JOB
Find each line with "this" and copy it.

Figure data in JSON:
--- --- ---

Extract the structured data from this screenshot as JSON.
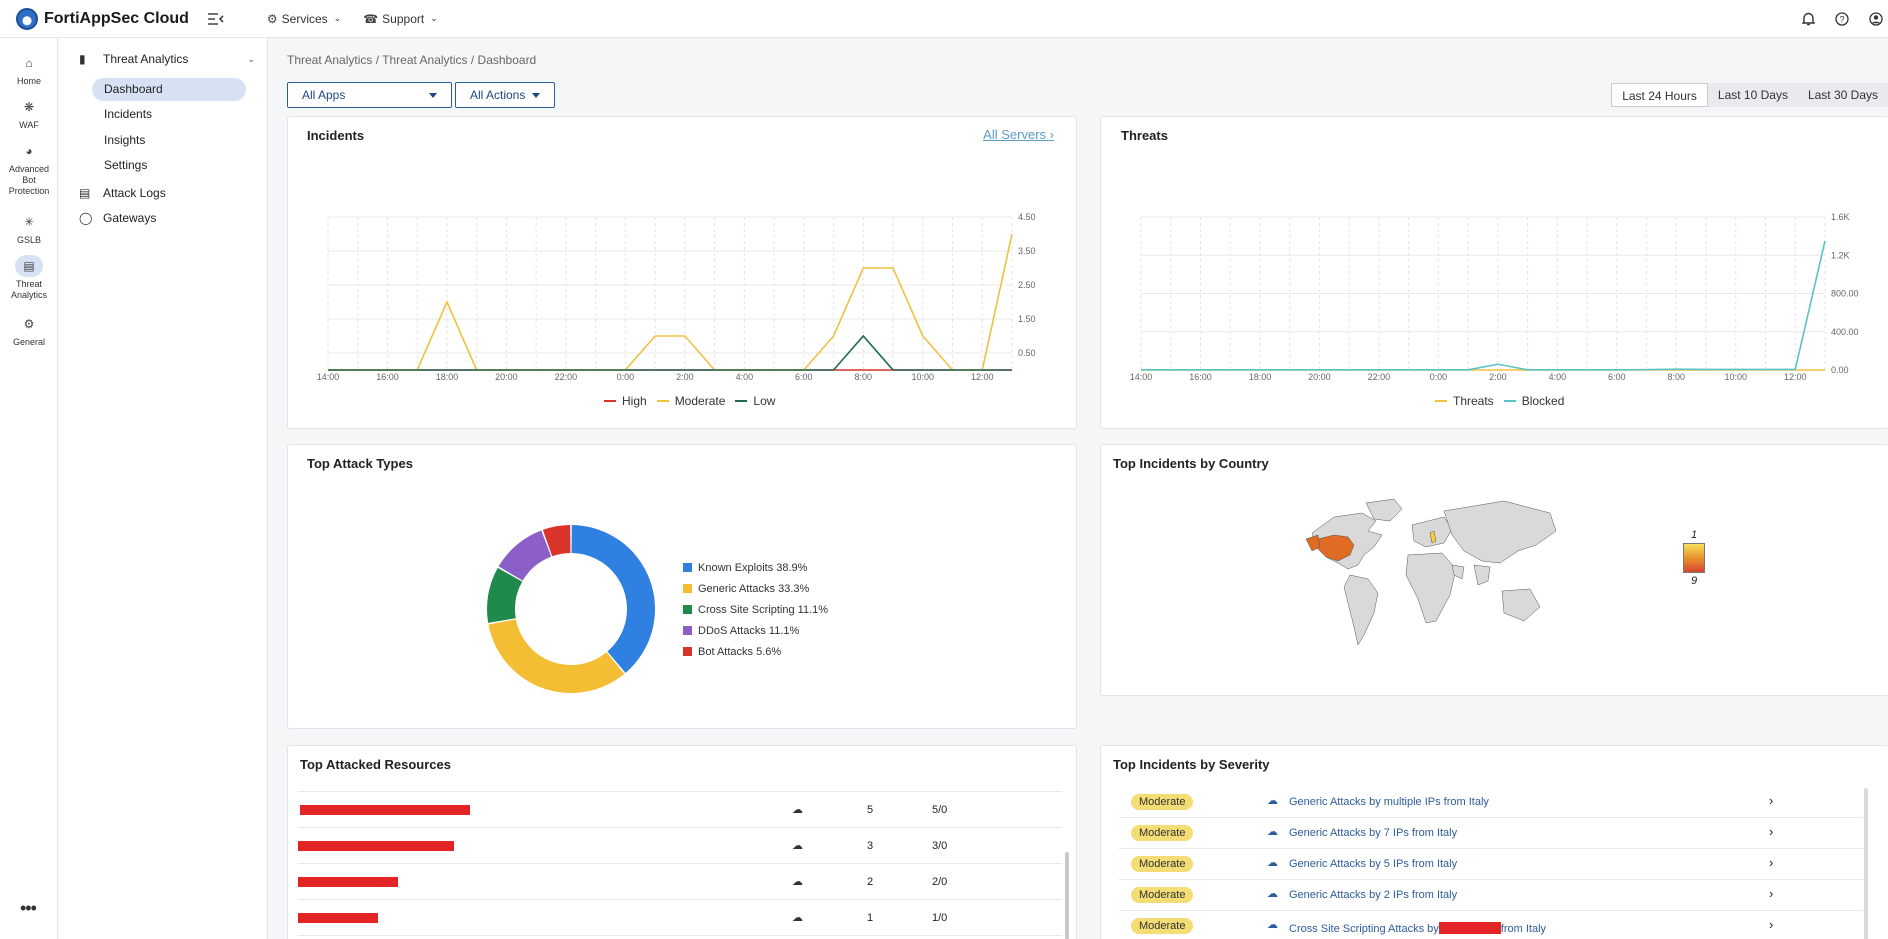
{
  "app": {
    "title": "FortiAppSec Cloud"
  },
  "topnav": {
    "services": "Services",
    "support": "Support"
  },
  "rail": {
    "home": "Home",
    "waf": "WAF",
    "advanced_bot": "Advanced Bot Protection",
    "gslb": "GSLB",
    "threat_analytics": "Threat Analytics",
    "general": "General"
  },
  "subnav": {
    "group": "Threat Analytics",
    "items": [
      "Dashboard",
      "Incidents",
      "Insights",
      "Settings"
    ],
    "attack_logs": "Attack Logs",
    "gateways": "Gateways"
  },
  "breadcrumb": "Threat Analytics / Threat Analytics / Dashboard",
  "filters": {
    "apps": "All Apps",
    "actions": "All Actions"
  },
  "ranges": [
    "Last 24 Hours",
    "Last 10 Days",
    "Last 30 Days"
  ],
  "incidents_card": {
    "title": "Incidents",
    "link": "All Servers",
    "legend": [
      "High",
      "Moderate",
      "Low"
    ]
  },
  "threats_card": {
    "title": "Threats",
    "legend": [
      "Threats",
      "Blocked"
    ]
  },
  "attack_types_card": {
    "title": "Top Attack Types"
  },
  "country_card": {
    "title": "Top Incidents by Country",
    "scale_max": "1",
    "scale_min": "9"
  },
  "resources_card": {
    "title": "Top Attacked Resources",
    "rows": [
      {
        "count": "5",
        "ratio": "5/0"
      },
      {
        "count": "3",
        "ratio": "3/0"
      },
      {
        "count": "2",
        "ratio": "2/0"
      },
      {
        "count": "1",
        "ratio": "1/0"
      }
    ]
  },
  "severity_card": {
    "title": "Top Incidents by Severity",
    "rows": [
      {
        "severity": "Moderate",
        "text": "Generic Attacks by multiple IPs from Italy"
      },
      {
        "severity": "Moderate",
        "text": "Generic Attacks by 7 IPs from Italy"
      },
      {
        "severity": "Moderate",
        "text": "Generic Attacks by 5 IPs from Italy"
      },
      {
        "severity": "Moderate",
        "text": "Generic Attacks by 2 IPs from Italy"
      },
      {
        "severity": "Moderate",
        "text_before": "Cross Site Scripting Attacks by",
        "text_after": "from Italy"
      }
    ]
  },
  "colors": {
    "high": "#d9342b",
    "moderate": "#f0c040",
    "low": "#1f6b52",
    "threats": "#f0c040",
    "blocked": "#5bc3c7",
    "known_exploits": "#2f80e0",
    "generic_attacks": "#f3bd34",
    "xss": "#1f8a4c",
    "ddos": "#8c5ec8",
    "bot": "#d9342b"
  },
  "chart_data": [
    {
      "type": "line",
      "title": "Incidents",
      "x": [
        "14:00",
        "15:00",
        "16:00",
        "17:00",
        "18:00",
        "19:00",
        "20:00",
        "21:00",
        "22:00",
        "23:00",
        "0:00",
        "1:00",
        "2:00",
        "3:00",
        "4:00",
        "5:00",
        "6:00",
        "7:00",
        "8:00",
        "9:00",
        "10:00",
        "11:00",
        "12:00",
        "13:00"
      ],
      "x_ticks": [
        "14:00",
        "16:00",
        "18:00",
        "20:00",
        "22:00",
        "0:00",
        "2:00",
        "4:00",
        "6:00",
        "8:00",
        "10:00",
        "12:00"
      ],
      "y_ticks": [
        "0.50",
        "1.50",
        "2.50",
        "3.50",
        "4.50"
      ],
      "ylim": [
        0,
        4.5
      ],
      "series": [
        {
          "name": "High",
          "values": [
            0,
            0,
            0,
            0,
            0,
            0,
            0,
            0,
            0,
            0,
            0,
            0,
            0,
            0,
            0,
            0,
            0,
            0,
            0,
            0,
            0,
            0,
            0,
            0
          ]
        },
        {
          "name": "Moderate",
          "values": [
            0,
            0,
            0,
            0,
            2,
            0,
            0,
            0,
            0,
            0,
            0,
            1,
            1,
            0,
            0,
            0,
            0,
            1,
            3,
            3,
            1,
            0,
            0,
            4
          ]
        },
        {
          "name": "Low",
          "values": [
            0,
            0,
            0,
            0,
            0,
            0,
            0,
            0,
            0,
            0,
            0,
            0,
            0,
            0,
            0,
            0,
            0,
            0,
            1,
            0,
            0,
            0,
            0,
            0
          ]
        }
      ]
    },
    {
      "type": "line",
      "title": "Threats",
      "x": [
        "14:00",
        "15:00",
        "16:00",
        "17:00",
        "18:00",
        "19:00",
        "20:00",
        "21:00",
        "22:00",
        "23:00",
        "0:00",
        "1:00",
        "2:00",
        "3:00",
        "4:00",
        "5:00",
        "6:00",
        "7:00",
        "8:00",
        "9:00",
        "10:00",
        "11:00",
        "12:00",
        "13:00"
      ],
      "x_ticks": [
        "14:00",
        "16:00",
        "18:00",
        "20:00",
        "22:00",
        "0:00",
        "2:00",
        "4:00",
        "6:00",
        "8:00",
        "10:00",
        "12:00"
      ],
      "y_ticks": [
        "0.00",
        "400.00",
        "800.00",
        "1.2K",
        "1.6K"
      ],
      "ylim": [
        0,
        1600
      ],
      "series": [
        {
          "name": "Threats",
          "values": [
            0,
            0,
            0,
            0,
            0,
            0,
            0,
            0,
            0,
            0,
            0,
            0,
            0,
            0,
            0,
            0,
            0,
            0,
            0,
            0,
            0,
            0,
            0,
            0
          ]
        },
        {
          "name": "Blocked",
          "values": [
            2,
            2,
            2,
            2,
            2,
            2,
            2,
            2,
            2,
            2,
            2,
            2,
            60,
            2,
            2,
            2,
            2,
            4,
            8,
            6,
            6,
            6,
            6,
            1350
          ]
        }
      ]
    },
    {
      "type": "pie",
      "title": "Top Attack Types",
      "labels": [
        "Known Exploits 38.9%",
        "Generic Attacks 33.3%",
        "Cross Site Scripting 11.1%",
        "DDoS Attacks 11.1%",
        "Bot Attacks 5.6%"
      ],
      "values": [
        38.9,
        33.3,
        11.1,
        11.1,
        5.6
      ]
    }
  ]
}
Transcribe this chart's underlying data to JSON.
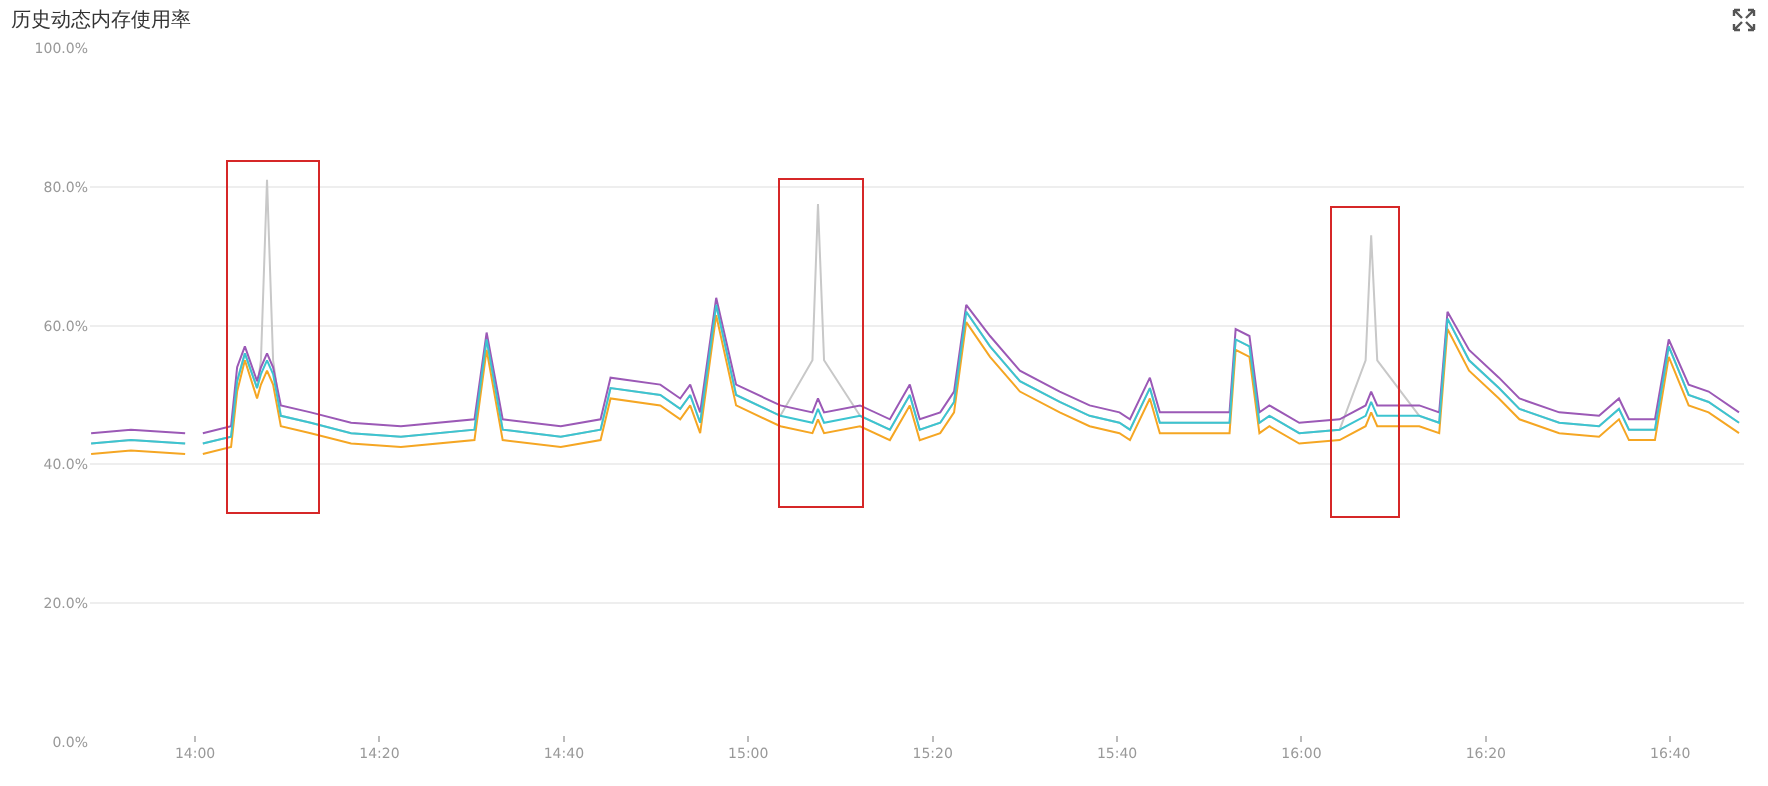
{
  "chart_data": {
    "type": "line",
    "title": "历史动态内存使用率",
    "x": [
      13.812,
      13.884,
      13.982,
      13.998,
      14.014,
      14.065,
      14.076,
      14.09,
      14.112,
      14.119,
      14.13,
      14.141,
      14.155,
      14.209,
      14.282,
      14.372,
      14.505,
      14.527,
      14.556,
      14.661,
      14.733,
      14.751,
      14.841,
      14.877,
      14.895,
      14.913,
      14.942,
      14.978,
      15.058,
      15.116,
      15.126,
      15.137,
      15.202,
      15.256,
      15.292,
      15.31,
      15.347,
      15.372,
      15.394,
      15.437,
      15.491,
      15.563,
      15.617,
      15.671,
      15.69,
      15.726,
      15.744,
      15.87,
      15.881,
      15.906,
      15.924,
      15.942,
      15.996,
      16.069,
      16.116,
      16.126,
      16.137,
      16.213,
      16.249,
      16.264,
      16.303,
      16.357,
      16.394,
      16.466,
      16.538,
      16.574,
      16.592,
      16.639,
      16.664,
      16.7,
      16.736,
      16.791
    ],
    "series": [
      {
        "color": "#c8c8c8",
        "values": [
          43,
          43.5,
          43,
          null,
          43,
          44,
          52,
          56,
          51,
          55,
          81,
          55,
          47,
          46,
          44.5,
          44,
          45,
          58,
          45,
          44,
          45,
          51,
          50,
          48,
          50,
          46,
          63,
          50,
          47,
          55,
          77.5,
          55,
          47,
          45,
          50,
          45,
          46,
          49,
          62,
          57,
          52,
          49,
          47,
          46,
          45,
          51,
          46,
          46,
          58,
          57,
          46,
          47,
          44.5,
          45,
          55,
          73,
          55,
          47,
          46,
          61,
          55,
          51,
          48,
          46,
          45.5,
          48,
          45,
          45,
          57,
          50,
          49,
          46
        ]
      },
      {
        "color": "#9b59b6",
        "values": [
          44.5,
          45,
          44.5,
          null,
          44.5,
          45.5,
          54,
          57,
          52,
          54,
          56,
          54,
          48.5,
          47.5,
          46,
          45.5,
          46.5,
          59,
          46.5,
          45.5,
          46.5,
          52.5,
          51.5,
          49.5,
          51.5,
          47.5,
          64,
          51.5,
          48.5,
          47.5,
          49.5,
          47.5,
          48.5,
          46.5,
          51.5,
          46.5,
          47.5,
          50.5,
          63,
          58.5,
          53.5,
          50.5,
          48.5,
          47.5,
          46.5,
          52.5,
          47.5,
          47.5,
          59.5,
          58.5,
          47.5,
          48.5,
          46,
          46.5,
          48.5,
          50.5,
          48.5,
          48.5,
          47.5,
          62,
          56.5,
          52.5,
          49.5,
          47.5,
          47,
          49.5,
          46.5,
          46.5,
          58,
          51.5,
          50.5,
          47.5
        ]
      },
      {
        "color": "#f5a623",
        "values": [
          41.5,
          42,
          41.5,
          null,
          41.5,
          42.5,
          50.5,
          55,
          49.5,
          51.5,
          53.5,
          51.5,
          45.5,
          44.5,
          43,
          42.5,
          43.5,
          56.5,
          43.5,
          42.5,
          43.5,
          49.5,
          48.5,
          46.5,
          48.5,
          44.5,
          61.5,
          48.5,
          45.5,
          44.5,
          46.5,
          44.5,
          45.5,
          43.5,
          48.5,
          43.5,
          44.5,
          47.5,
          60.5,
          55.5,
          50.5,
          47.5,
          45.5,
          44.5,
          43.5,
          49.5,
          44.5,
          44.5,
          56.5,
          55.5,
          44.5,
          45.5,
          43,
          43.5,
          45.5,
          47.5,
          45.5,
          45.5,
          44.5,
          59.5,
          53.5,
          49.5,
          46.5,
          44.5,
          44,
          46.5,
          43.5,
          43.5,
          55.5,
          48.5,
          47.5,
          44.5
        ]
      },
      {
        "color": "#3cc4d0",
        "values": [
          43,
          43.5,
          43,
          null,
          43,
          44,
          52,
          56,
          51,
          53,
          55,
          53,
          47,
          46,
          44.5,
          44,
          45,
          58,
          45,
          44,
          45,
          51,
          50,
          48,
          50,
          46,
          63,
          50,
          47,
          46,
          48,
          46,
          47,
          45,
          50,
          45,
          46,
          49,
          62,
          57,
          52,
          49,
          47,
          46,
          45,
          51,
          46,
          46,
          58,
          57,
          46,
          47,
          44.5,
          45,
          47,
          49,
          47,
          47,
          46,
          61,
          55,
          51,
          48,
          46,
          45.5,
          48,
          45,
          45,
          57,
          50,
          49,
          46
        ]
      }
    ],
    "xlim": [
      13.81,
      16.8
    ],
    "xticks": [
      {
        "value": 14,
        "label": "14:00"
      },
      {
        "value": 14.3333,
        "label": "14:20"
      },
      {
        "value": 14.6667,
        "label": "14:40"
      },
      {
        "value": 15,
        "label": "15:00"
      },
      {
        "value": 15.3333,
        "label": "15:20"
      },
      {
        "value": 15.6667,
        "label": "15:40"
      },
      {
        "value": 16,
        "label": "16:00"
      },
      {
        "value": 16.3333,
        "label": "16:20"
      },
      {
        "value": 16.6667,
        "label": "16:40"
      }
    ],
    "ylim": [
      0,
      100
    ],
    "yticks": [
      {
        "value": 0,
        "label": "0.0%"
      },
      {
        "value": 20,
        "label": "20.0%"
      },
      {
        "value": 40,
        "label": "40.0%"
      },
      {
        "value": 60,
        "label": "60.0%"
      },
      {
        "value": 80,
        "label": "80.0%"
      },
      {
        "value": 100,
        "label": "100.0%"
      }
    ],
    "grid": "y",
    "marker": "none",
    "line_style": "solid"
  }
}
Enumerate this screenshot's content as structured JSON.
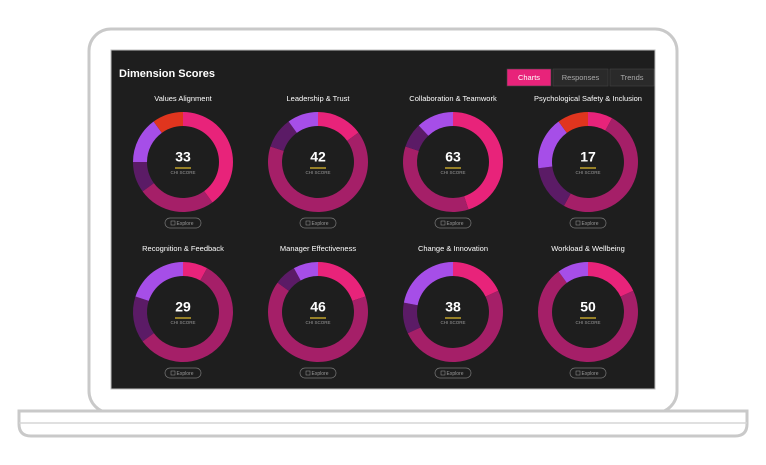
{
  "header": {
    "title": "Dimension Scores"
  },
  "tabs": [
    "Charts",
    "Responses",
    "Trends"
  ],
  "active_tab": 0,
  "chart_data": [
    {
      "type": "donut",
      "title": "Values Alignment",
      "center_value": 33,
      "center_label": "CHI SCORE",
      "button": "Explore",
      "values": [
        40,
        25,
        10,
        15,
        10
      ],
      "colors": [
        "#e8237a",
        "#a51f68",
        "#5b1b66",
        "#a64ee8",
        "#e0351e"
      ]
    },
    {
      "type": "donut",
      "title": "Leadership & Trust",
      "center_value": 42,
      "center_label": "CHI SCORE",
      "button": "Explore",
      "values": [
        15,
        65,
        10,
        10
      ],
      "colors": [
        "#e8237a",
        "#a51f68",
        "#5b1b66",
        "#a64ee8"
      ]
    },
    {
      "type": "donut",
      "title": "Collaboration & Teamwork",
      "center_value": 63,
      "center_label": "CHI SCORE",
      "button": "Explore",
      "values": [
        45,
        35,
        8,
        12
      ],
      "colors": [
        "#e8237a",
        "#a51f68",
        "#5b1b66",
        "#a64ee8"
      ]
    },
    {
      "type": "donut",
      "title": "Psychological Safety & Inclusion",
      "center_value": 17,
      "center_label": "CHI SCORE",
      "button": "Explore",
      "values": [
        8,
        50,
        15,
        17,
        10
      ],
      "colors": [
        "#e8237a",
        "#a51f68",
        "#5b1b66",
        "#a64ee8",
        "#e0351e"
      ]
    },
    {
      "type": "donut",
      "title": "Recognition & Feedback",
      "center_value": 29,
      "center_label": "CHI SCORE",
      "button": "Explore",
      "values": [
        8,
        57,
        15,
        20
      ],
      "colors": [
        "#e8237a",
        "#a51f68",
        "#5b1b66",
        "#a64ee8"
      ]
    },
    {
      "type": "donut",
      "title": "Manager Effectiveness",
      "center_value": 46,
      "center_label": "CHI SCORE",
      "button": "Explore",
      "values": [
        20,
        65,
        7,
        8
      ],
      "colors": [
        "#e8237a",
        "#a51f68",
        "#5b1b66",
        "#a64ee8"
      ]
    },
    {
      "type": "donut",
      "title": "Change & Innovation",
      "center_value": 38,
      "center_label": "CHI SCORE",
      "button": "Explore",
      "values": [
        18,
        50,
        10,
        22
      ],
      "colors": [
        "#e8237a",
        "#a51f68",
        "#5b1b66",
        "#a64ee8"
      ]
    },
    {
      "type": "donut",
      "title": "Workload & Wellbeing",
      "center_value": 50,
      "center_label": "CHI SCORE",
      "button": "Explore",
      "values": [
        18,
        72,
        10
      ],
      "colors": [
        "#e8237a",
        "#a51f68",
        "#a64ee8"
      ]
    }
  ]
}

--- --- ---

FULL OUTPUT
Extract the structured data from this screenshot as JSON.
Transcribe this chart's underlying data to JSON.
Enumerate this screenshot's content as structured JSON.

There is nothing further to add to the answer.